### Problem details
Return each line of the data below verbatim; pictures are to be left out.

(Data excerpts)
'''

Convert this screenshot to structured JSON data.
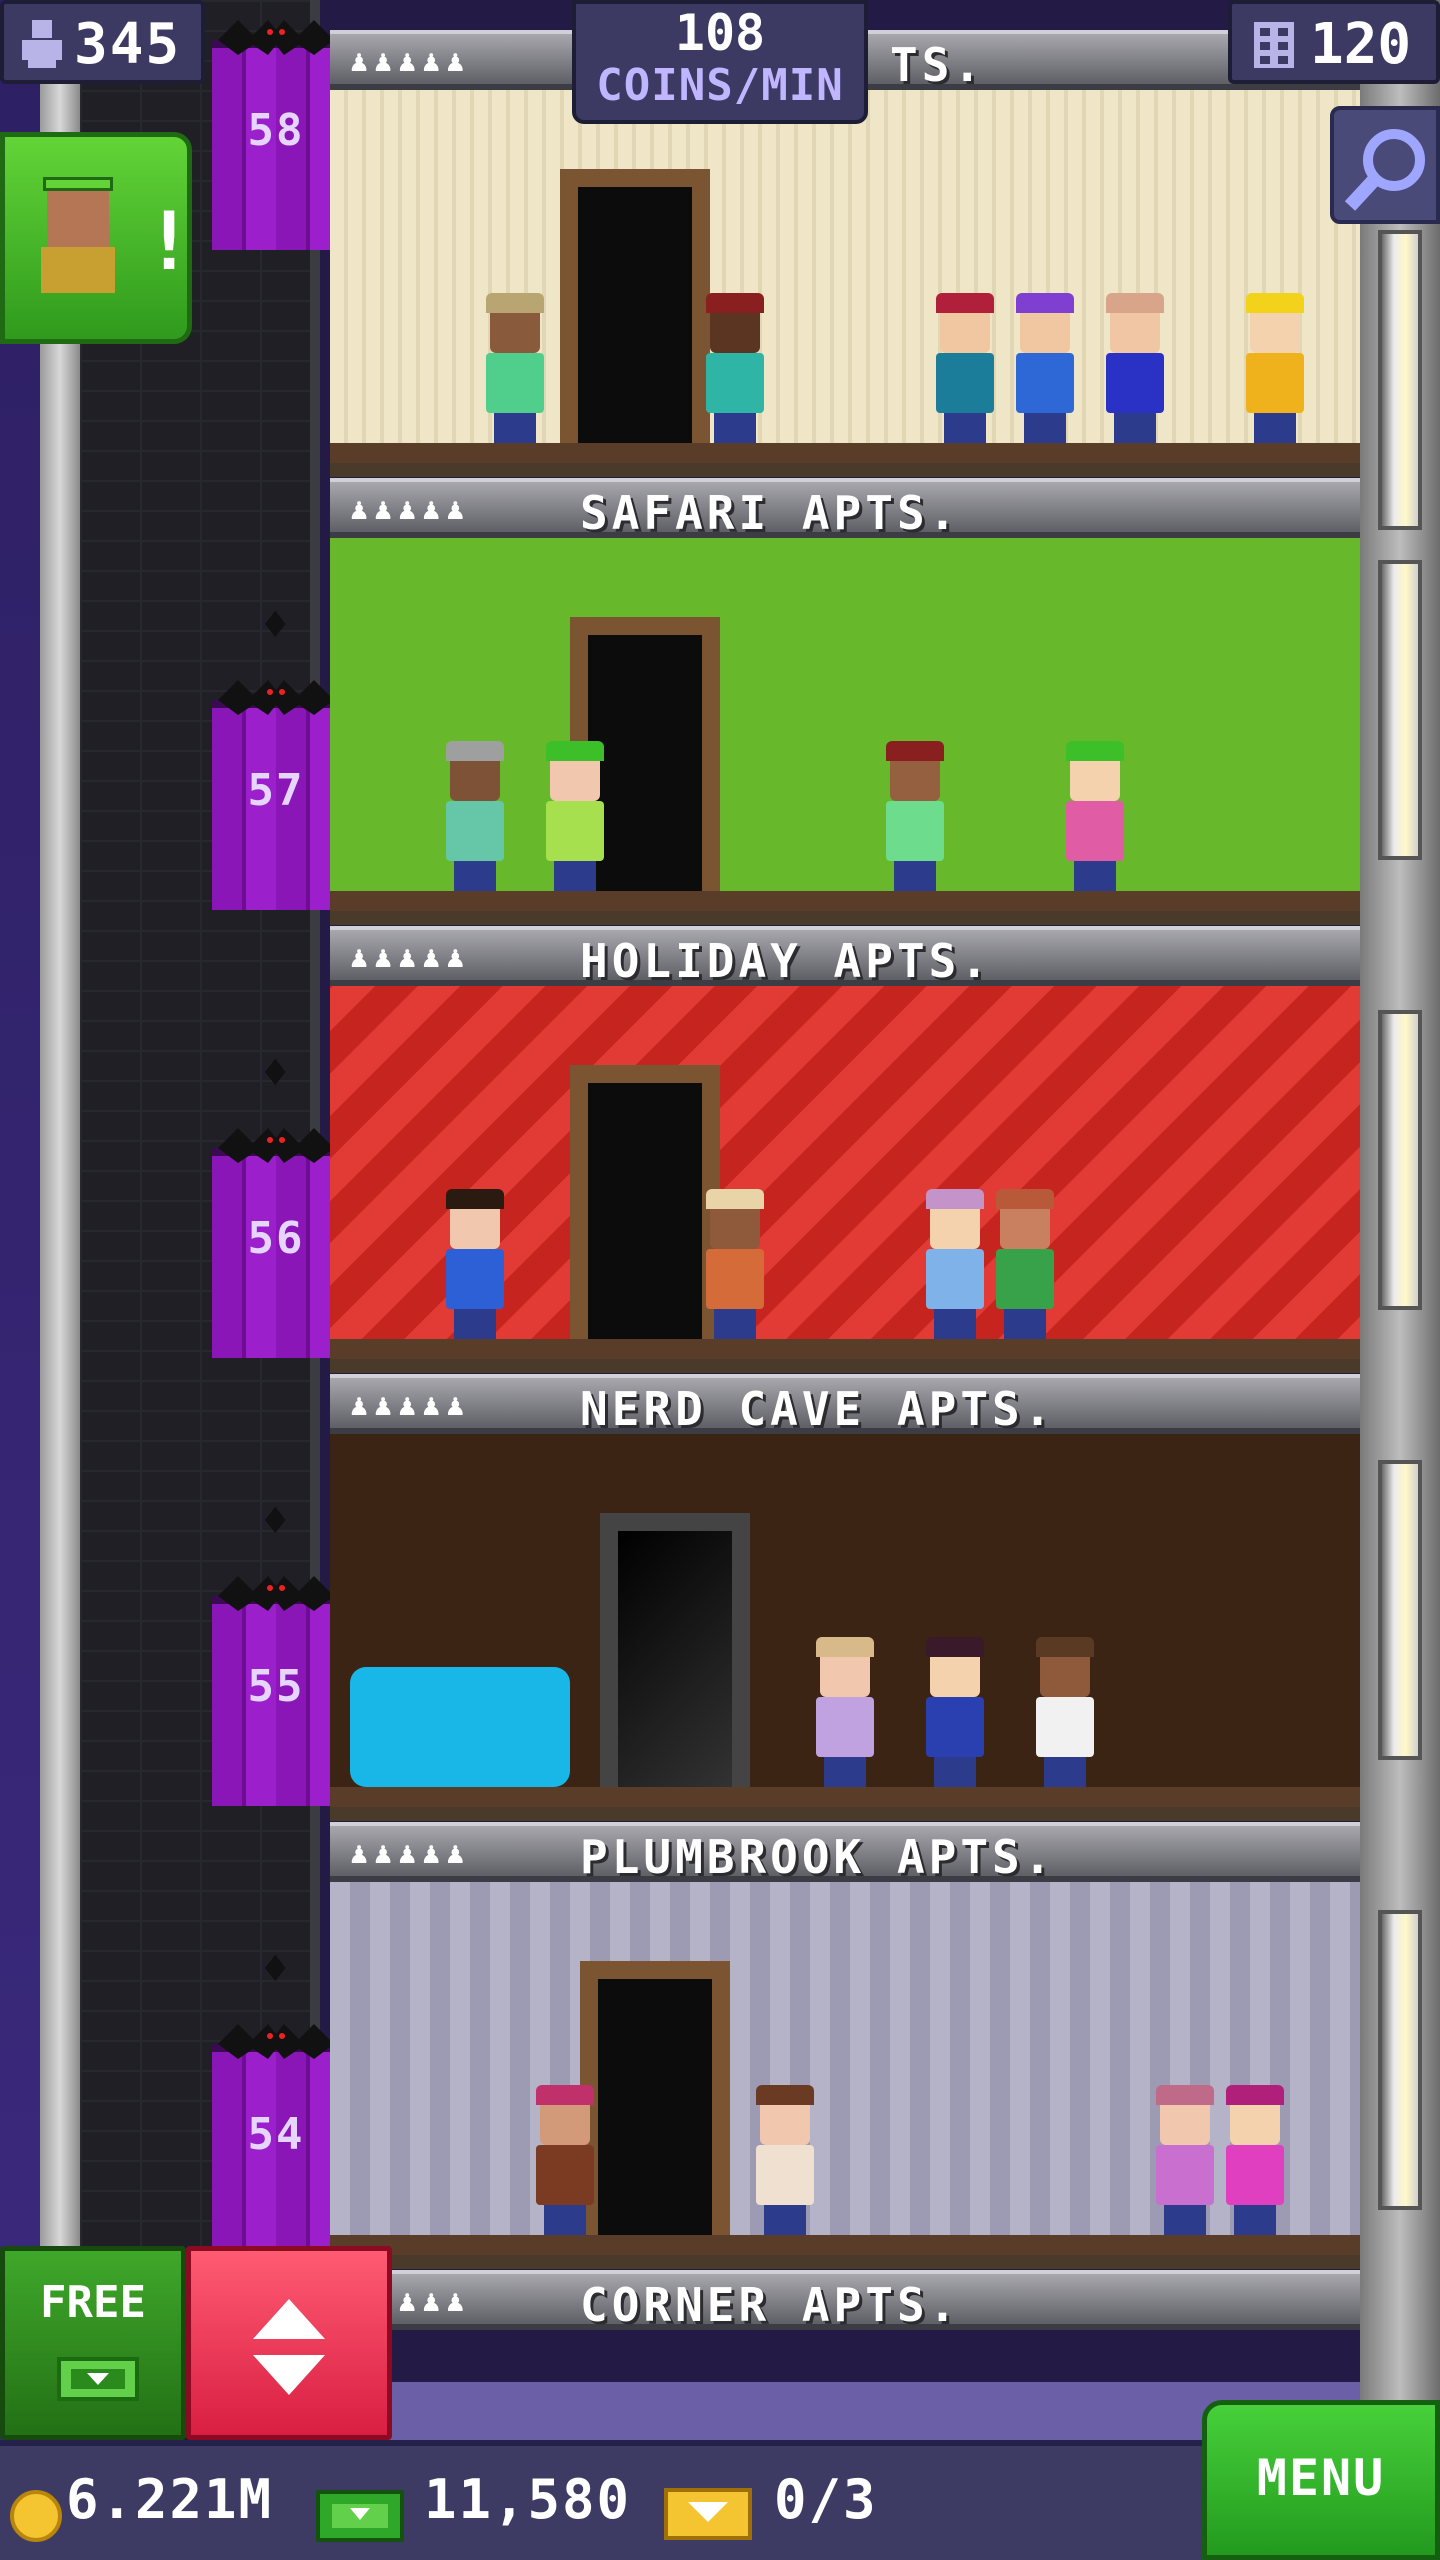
{
  "hud": {
    "population": "345",
    "coins_per_min_value": "108",
    "coins_per_min_label": "COINS/MIN",
    "floors": "120"
  },
  "floors": [
    {
      "name": "SAFARI APTS.",
      "stars": "♟♟♟♟♟",
      "elevator_number": "57"
    },
    {
      "name": "HOLIDAY APTS.",
      "stars": "♟♟♟♟♟",
      "elevator_number": "56"
    },
    {
      "name": "NERD CAVE APTS.",
      "stars": "♟♟♟♟♟",
      "elevator_number": "55"
    },
    {
      "name": "PLUMBROOK APTS.",
      "stars": "♟♟♟♟♟",
      "elevator_number": "54"
    },
    {
      "name": "CORNER APTS.",
      "stars": "♟♟♟♟♟"
    }
  ],
  "top_floor": {
    "name_partial": "TS.",
    "stars": "♟♟♟♟♟",
    "elevator_number": "58"
  },
  "vip": {
    "alert": "!"
  },
  "controls": {
    "free_label": "FREE",
    "menu_label": "MENU"
  },
  "currency": {
    "coins": "6.221M",
    "bux": "11,580",
    "tickets": "0/3"
  },
  "colors": {
    "coin": "#f5c431",
    "bux": "#2fa82a",
    "elevator_door": "#8b16b8",
    "menu": "#47d03a",
    "elevator_button": "#ff5b73"
  }
}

'''

### Answer to this problem
Convert this screenshot to structured JSON data.
{
  "hud": {
    "population": "345",
    "coins_per_min_value": "108",
    "coins_per_min_label": "COINS/MIN",
    "floors": "120"
  },
  "floors": [
    {
      "name": "SAFARI APTS.",
      "stars": "♟♟♟♟♟",
      "elevator_number": "57"
    },
    {
      "name": "HOLIDAY APTS.",
      "stars": "♟♟♟♟♟",
      "elevator_number": "56"
    },
    {
      "name": "NERD CAVE APTS.",
      "stars": "♟♟♟♟♟",
      "elevator_number": "55"
    },
    {
      "name": "PLUMBROOK APTS.",
      "stars": "♟♟♟♟♟",
      "elevator_number": "54"
    },
    {
      "name": "CORNER APTS.",
      "stars": "♟♟♟♟♟"
    }
  ],
  "top_floor": {
    "name_partial": "TS.",
    "stars": "♟♟♟♟♟",
    "elevator_number": "58"
  },
  "vip": {
    "alert": "!"
  },
  "controls": {
    "free_label": "FREE",
    "menu_label": "MENU"
  },
  "currency": {
    "coins": "6.221M",
    "bux": "11,580",
    "tickets": "0/3"
  },
  "colors": {
    "coin": "#f5c431",
    "bux": "#2fa82a",
    "elevator_door": "#8b16b8",
    "menu": "#47d03a",
    "elevator_button": "#ff5b73"
  }
}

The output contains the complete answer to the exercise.